(Data entries)
--- start ---

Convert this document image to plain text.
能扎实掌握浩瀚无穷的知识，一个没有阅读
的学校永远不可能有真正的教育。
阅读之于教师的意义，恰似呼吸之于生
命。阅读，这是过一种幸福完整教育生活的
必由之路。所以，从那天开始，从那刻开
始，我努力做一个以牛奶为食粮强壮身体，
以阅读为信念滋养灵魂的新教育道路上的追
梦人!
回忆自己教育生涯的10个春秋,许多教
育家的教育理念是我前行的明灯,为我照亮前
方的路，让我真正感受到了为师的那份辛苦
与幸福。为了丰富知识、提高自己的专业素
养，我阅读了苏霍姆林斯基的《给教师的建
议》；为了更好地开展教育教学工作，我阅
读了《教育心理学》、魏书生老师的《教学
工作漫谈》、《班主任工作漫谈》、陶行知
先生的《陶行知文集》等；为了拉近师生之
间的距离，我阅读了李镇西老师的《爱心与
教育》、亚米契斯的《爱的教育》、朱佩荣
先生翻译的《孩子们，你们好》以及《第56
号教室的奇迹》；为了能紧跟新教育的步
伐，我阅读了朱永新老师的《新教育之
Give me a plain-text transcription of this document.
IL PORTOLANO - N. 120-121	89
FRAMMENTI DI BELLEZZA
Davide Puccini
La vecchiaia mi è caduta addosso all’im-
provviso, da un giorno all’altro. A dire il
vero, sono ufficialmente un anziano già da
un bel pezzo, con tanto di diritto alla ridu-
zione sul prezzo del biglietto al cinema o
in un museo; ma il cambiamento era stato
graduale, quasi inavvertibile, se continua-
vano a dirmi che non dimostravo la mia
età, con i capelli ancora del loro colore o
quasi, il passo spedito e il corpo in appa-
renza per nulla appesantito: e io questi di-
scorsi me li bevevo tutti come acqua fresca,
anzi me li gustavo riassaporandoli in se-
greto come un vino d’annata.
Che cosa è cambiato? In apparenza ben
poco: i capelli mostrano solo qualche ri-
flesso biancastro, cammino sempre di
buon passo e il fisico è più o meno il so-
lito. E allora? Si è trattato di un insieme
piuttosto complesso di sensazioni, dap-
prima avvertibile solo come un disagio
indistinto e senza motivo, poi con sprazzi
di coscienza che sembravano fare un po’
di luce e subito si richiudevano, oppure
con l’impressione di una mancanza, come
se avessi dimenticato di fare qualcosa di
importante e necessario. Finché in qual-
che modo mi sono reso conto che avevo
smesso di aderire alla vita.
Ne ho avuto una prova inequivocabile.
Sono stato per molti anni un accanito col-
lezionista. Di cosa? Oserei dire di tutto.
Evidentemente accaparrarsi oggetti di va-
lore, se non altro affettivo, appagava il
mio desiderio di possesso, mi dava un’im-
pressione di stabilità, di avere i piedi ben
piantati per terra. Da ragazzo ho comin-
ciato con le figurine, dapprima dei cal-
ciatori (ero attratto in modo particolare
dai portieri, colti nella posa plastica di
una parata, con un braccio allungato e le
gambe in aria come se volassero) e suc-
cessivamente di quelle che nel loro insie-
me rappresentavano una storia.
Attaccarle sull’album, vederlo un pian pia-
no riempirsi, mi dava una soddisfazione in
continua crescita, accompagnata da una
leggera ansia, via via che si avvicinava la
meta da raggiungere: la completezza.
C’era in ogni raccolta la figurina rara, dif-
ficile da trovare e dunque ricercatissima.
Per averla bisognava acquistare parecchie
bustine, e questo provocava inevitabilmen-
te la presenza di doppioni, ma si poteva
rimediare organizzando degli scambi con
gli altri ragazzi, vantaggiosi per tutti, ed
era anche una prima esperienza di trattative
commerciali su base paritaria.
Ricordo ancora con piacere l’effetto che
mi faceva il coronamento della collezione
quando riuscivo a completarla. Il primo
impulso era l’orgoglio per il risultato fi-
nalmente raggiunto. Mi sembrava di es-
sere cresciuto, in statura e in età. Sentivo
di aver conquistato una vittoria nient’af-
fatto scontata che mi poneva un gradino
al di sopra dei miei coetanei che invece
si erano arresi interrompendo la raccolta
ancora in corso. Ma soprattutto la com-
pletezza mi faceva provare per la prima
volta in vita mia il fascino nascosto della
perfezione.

--- end ---

* Goal of the exercise:
Locate the word "passo" in the records and collect each line it appears in.

* Written reply:
quasi, il passo spedito e il corpo in appa-
buon passo e il fisico è più o meno il so-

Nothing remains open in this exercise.